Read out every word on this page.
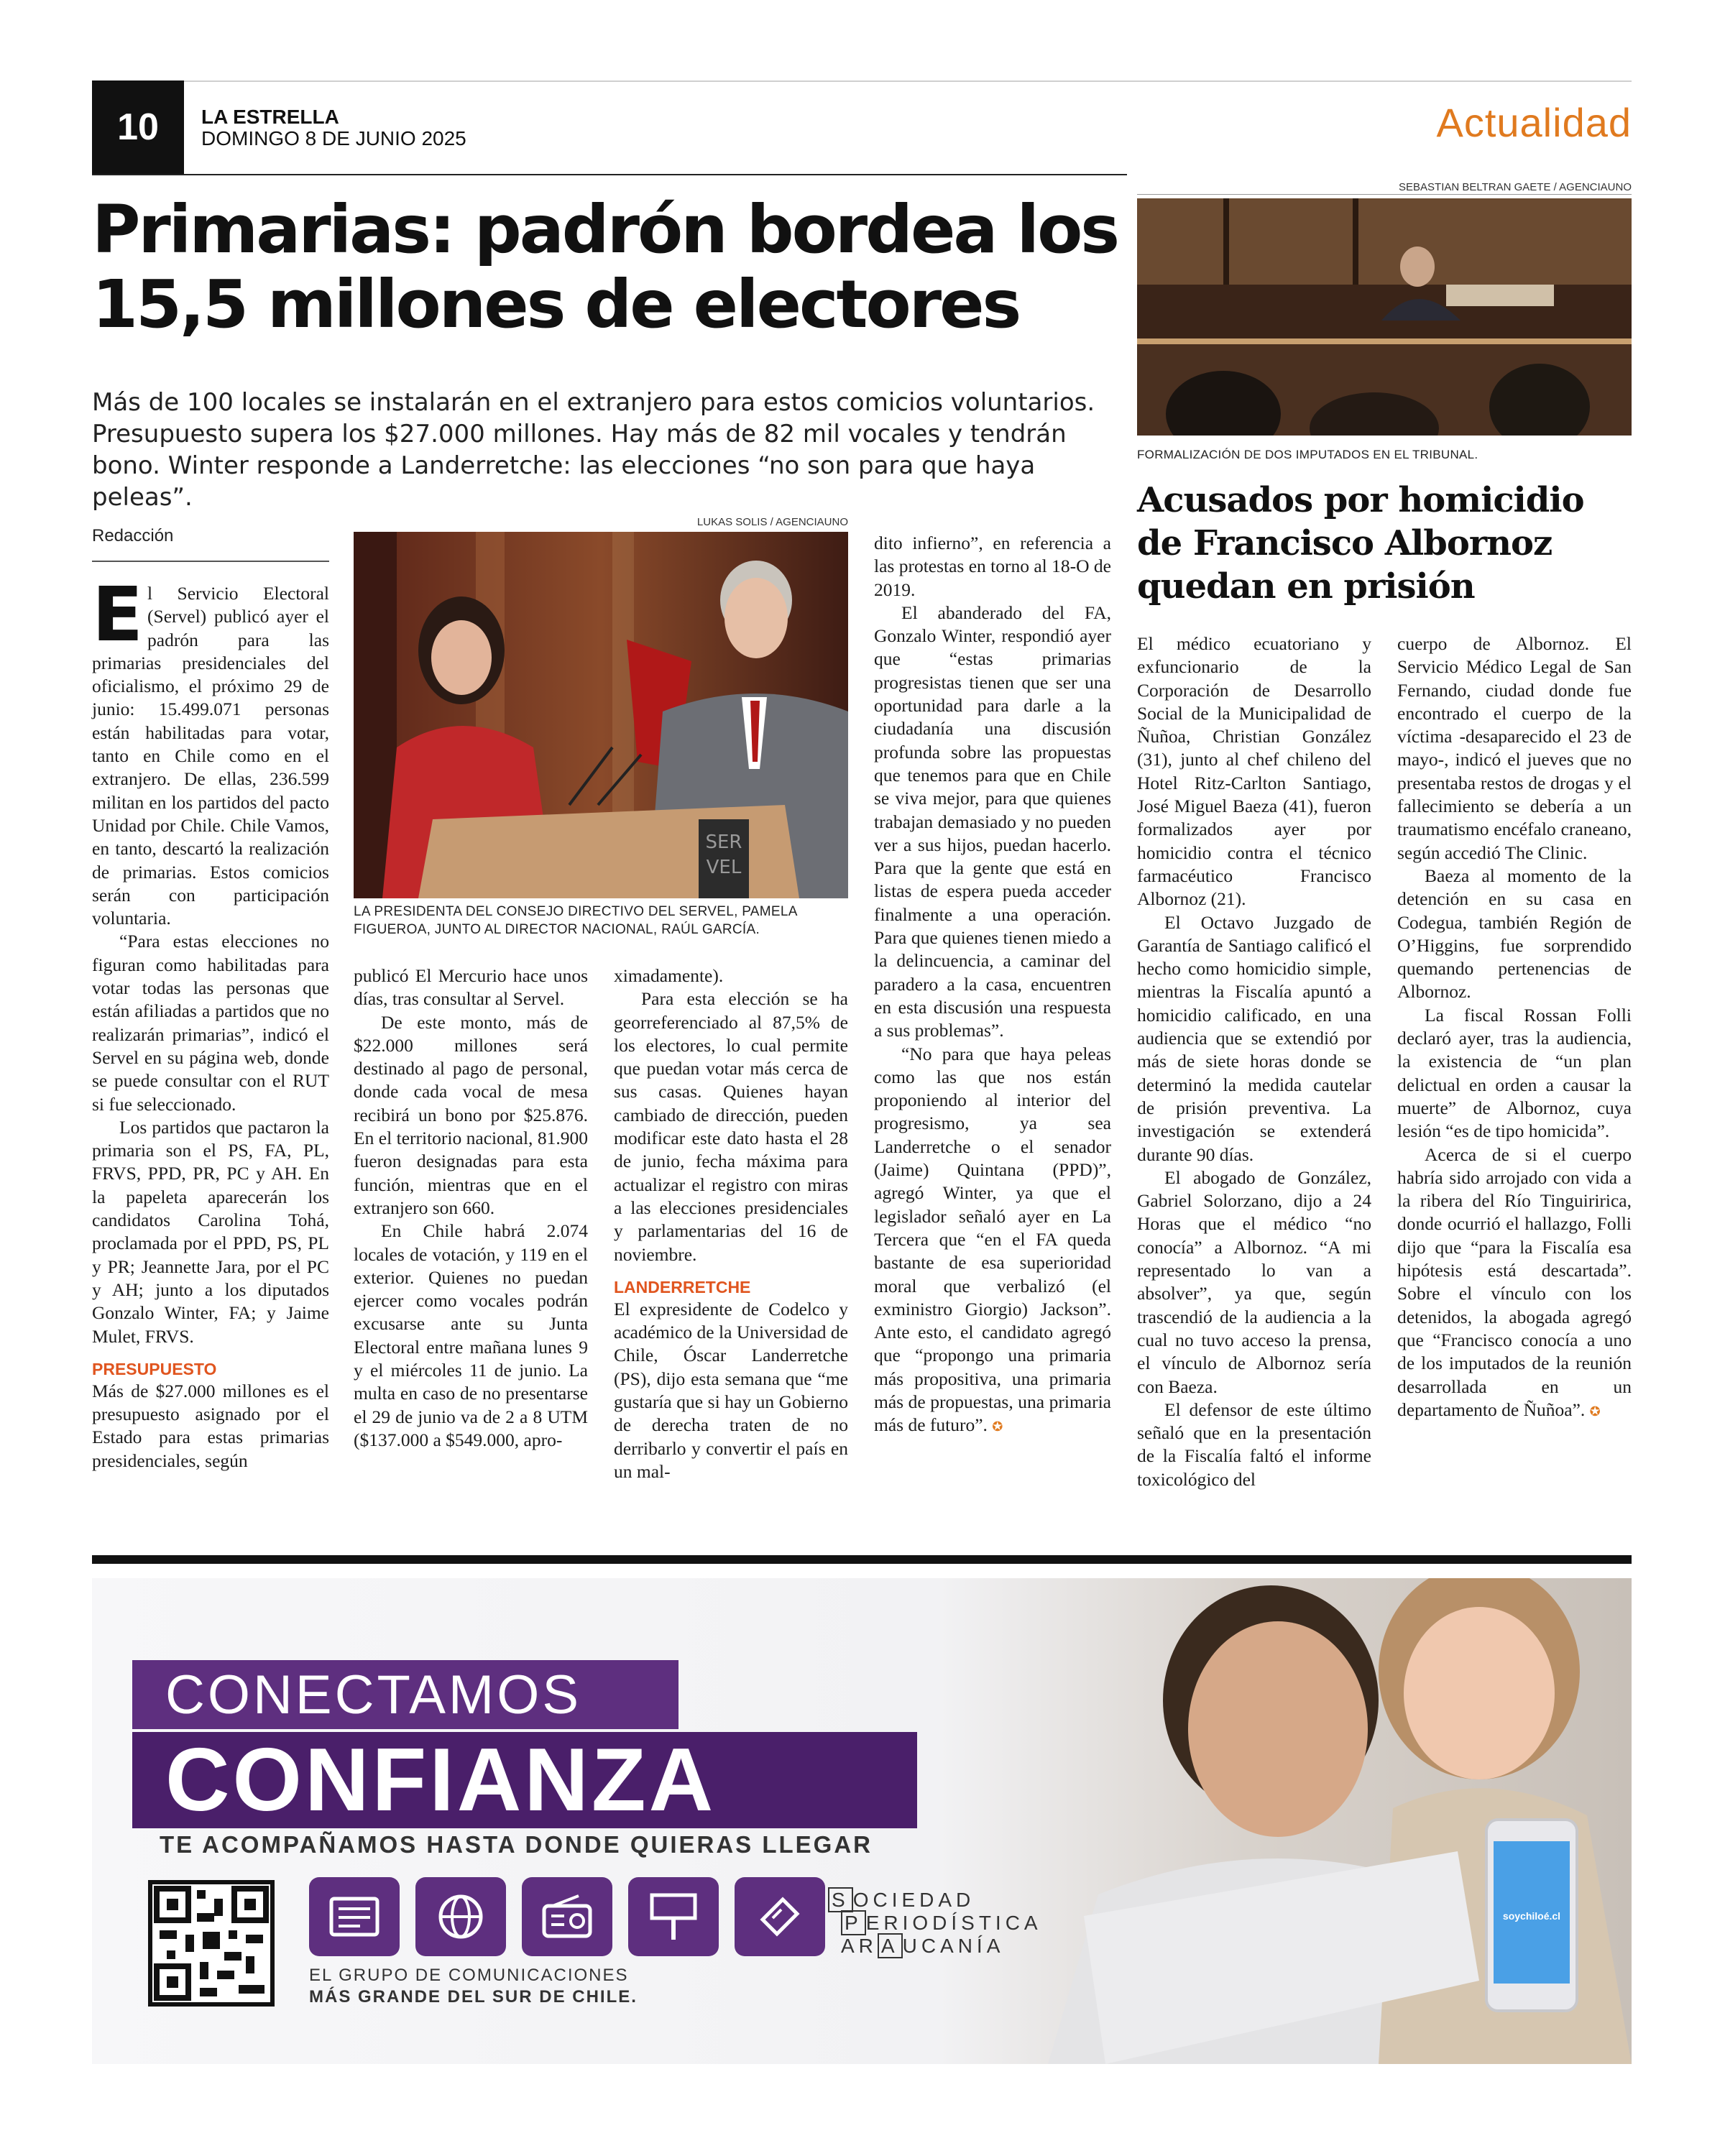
10	LA ESTRELLA
DOMINGO 8 DE JUNIO 2025	Actualidad
Primarias: padrón bordea los 15,5 millones de electores
Más de 100 locales se instalarán en el extranjero para estos comicios voluntarios. Presupuesto supera los $27.000 millones. Hay más de 82 mil vocales y tendrán bono. Winter responde a Landerretche: las elecciones “no son para que haya peleas”.
Redacción

El Servicio Electoral (Servel) publicó ayer el padrón para las primarias presidenciales del oficialismo, el próximo 29 de junio: 15.499.071 personas están habilitadas para votar, tanto en Chile como en el extranjero. De ellas, 236.599 militan en los partidos del pacto Unidad por Chile. Chile Vamos, en tanto, descartó la realización de primarias. Estos comicios serán con participación voluntaria.

“Para estas elecciones no figuran como habilitadas para votar todas las personas que están afiliadas a partidos que no realizarán primarias”, indicó el Servel en su página web, donde se puede consultar con el RUT si fue seleccionado.

Los partidos que pactaron la primaria son el PS, FA, PL, FRVS, PPD, PR, PC y AH. En la papeleta aparecerán los candidatos Carolina Tohá, proclamada por el PPD, PS, PL y PR; Jeannette Jara, por el PC y AH; junto a los diputados Gonzalo Winter, FA; y Jaime Mulet, FRVS.

PRESUPUESTO

Más de $27.000 millones es el presupuesto asignado por el Estado para estas primarias presidenciales, según

LUKAS SOLIS / AGENCIAUNO
SER
VEL
LA PRESIDENTA DEL CONSEJO DIRECTIVO DEL SERVEL, PAMELA FIGUEROA, JUNTO AL DIRECTOR NACIONAL, RAÚL GARCÍA.

publicó El Mercurio hace unos días, tras consultar al Servel.

De este monto, más de $22.000 millones será destinado al pago de personal, donde cada vocal de mesa recibirá un bono por $25.876. En el territorio nacional, 81.900 fueron designadas para esta función, mientras que en el extranjero son 660.

En Chile habrá 2.074 locales de votación, y 119 en el exterior. Quienes no puedan ejercer como vocales podrán excusarse ante su Junta Electoral entre mañana lunes 9 y el miércoles 11 de junio. La multa en caso de no presentarse el 29 de junio va de 2 a 8 UTM ($137.000 a $549.000, apro-

ximadamente).

Para esta elección se ha georreferenciado al 87,5% de los electores, lo cual permite que puedan votar más cerca de sus casas. Quienes hayan cambiado de dirección, pueden modificar este dato hasta el 28 de junio, fecha máxima para actualizar el registro con miras a las elecciones presidenciales y parlamentarias del 16 de noviembre.

LANDERRETCHE

El expresidente de Codelco y académico de la Universidad de Chile, Óscar Landerretche (PS), dijo esta semana que “me gustaría que si hay un Gobierno de derecha traten de no derribarlo y convertir el país en un mal-

dito infierno”, en referencia a las protestas en torno al 18-O de 2019.

El abanderado del FA, Gonzalo Winter, respondió ayer que “estas primarias progresistas tienen que ser una oportunidad para darle a la ciudadanía una discusión profunda sobre las propuestas que tenemos para que en Chile se viva mejor, para que quienes trabajan demasiado y no pueden ver a sus hijos, puedan hacerlo. Para que la gente que está en listas de espera pueda acceder finalmente a una operación. Para que quienes tienen miedo a la delincuencia, a caminar del paradero a la casa, encuentren en esta discusión una respuesta a sus problemas”.

“No para que haya peleas como las que nos están proponiendo al interior del progresismo, ya sea Landerretche o el senador (Jaime) Quintana (PPD)”, agregó Winter, ya que el legislador señaló ayer en La Tercera que “en el FA queda bastante de esa superioridad moral que verbalizó (el exministro Giorgio) Jackson”. Ante esto, el candidato agregó que “propongo una primaria más propositiva, una primaria más de propuestas, una primaria más de futuro”. ✪

SEBASTIAN BELTRAN GAETE / AGENCIAUNO
FORMALIZACIÓN DE DOS IMPUTADOS EN EL TRIBUNAL.
Acusados por homicidio de Francisco Albornoz quedan en prisión

El médico ecuatoriano y exfuncionario de la Corporación de Desarrollo Social de la Municipalidad de Ñuñoa, Christian González (31), junto al chef chileno del Hotel Ritz-Carlton Santiago, José Miguel Baeza (41), fueron formalizados ayer por homicidio contra el técnico farmacéutico Francisco Albornoz (21).

El Octavo Juzgado de Garantía de Santiago calificó el hecho como homicidio simple, mientras la Fiscalía apuntó a homicidio calificado, en una audiencia que se extendió por más de siete horas donde se determinó la medida cautelar de prisión preventiva. La investigación se extenderá durante 90 días.

El abogado de González, Gabriel Solorzano, dijo a 24 Horas que el médico “no conocía” a Albornoz. “A mi representado lo van a absolver”, ya que, según trascendió de la audiencia a la cual no tuvo acceso la prensa, el vínculo de Albornoz sería con Baeza.

El defensor de este último señaló que en la presentación de la Fiscalía faltó el informe toxicológico del

cuerpo de Albornoz. El Servicio Médico Legal de San Fernando, ciudad donde fue encontrado el cuerpo de la víctima -desaparecido el 23 de mayo-, indicó el jueves que no presentaba restos de drogas y el fallecimiento se debería a un traumatismo encéfalo craneano, según accedió The Clinic.

Baeza al momento de la detención en su casa en Codegua, también Región de O’Higgins, fue sorprendido quemando pertenencias de Albornoz.

La fiscal Rossan Folli declaró ayer, tras la audiencia, la existencia de “un plan delictual en orden a causar la muerte” de Albornoz, cuya lesión “es de tipo homicida”.

Acerca de si el cuerpo habría sido arrojado con vida a la ribera del Río Tinguiririca, donde ocurrió el hallazgo, Folli dijo que “para la Fiscalía esa hipótesis está descartada”. Sobre el vínculo con los detenidos, la abogada agregó que “Francisco conocía a uno de los imputados de la reunión desarrollada en un departamento de Ñuñoa”. ✪

CONECTAMOS
CONFIANZA
TE ACOMPAÑAMOS HASTA DONDE QUIERAS LLEGAR
EL GRUPO DE COMUNICACIONES
MÁS GRANDE DEL SUR DE CHILE.
S OCIEDAD
P ERIODÍSTICA
AR A UCANÍA
soychiloé.cl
------------------------------------
▸ **Work required**:
Leave out the pictures and reproduce the rest of the listing exactly.

▸ **Solution to this problem**:
Read out every word on this page.
10	LA ESTRELLA
DOMINGO 8 DE JUNIO 2025	Actualidad
Primarias: padrón bordea los 15,5 millones de electores
Más de 100 locales se instalarán en el extranjero para estos comicios voluntarios. Presupuesto supera los $27.000 millones. Hay más de 82 mil vocales y tendrán bono. Winter responde a Landerretche: las elecciones “no son para que haya peleas”.
Redacción

El Servicio Electoral (Servel) publicó ayer el padrón para las primarias presidenciales del oficialismo, el próximo 29 de junio: 15.499.071 personas están habilitadas para votar, tanto en Chile como en el extranjero. De ellas, 236.599 militan en los partidos del pacto Unidad por Chile. Chile Vamos, en tanto, descartó la realización de primarias. Estos comicios serán con participación voluntaria.

“Para estas elecciones no figuran como habilitadas para votar todas las personas que están afiliadas a partidos que no realizarán primarias”, indicó el Servel en su página web, donde se puede consultar con el RUT si fue seleccionado.

Los partidos que pactaron la primaria son el PS, FA, PL, FRVS, PPD, PR, PC y AH. En la papeleta aparecerán los candidatos Carolina Tohá, proclamada por el PPD, PS, PL y PR; Jeannette Jara, por el PC y AH; junto a los diputados Gonzalo Winter, FA; y Jaime Mulet, FRVS.

PRESUPUESTO

Más de $27.000 millones es el presupuesto asignado por el Estado para estas primarias presidenciales, según

LUKAS SOLIS / AGENCIAUNO
SER
VEL
LA PRESIDENTA DEL CONSEJO DIRECTIVO DEL SERVEL, PAMELA FIGUEROA, JUNTO AL DIRECTOR NACIONAL, RAÚL GARCÍA.

publicó El Mercurio hace unos días, tras consultar al Servel.

De este monto, más de $22.000 millones será destinado al pago de personal, donde cada vocal de mesa recibirá un bono por $25.876. En el territorio nacional, 81.900 fueron designadas para esta función, mientras que en el extranjero son 660.

En Chile habrá 2.074 locales de votación, y 119 en el exterior. Quienes no puedan ejercer como vocales podrán excusarse ante su Junta Electoral entre mañana lunes 9 y el miércoles 11 de junio. La multa en caso de no presentarse el 29 de junio va de 2 a 8 UTM ($137.000 a $549.000, apro-

ximadamente).

Para esta elección se ha georreferenciado al 87,5% de los electores, lo cual permite que puedan votar más cerca de sus casas. Quienes hayan cambiado de dirección, pueden modificar este dato hasta el 28 de junio, fecha máxima para actualizar el registro con miras a las elecciones presidenciales y parlamentarias del 16 de noviembre.

LANDERRETCHE

El expresidente de Codelco y académico de la Universidad de Chile, Óscar Landerretche (PS), dijo esta semana que “me gustaría que si hay un Gobierno de derecha traten de no derribarlo y convertir el país en un mal-

dito infierno”, en referencia a las protestas en torno al 18-O de 2019.

El abanderado del FA, Gonzalo Winter, respondió ayer que “estas primarias progresistas tienen que ser una oportunidad para darle a la ciudadanía una discusión profunda sobre las propuestas que tenemos para que en Chile se viva mejor, para que quienes trabajan demasiado y no pueden ver a sus hijos, puedan hacerlo. Para que la gente que está en listas de espera pueda acceder finalmente a una operación. Para que quienes tienen miedo a la delincuencia, a caminar del paradero a la casa, encuentren en esta discusión una respuesta a sus problemas”.

“No para que haya peleas como las que nos están proponiendo al interior del progresismo, ya sea Landerretche o el senador (Jaime) Quintana (PPD)”, agregó Winter, ya que el legislador señaló ayer en La Tercera que “en el FA queda bastante de esa superioridad moral que verbalizó (el exministro Giorgio) Jackson”. Ante esto, el candidato agregó que “propongo una primaria más propositiva, una primaria más de propuestas, una primaria más de futuro”. ✪

SEBASTIAN BELTRAN GAETE / AGENCIAUNO
FORMALIZACIÓN DE DOS IMPUTADOS EN EL TRIBUNAL.
Acusados por homicidio de Francisco Albornoz quedan en prisión

El médico ecuatoriano y exfuncionario de la Corporación de Desarrollo Social de la Municipalidad de Ñuñoa, Christian González (31), junto al chef chileno del Hotel Ritz-Carlton Santiago, José Miguel Baeza (41), fueron formalizados ayer por homicidio contra el técnico farmacéutico Francisco Albornoz (21).

El Octavo Juzgado de Garantía de Santiago calificó el hecho como homicidio simple, mientras la Fiscalía apuntó a homicidio calificado, en una audiencia que se extendió por más de siete horas donde se determinó la medida cautelar de prisión preventiva. La investigación se extenderá durante 90 días.

El abogado de González, Gabriel Solorzano, dijo a 24 Horas que el médico “no conocía” a Albornoz. “A mi representado lo van a absolver”, ya que, según trascendió de la audiencia a la cual no tuvo acceso la prensa, el vínculo de Albornoz sería con Baeza.

El defensor de este último señaló que en la presentación de la Fiscalía faltó el informe toxicológico del

cuerpo de Albornoz. El Servicio Médico Legal de San Fernando, ciudad donde fue encontrado el cuerpo de la víctima -desaparecido el 23 de mayo-, indicó el jueves que no presentaba restos de drogas y el fallecimiento se debería a un traumatismo encéfalo craneano, según accedió The Clinic.

Baeza al momento de la detención en su casa en Codegua, también Región de O’Higgins, fue sorprendido quemando pertenencias de Albornoz.

La fiscal Rossan Folli declaró ayer, tras la audiencia, la existencia de “un plan delictual en orden a causar la muerte” de Albornoz, cuya lesión “es de tipo homicida”.

Acerca de si el cuerpo habría sido arrojado con vida a la ribera del Río Tinguiririca, donde ocurrió el hallazgo, Folli dijo que “para la Fiscalía esa hipótesis está descartada”. Sobre el vínculo con los detenidos, la abogada agregó que “Francisco conocía a uno de los imputados de la reunión desarrollada en un departamento de Ñuñoa”. ✪

CONECTAMOS
CONFIANZA
TE ACOMPAÑAMOS HASTA DONDE QUIERAS LLEGAR
EL GRUPO DE COMUNICACIONES
MÁS GRANDE DEL SUR DE CHILE.
S OCIEDAD
P ERIODÍSTICA
AR A UCANÍA
soychiloé.cl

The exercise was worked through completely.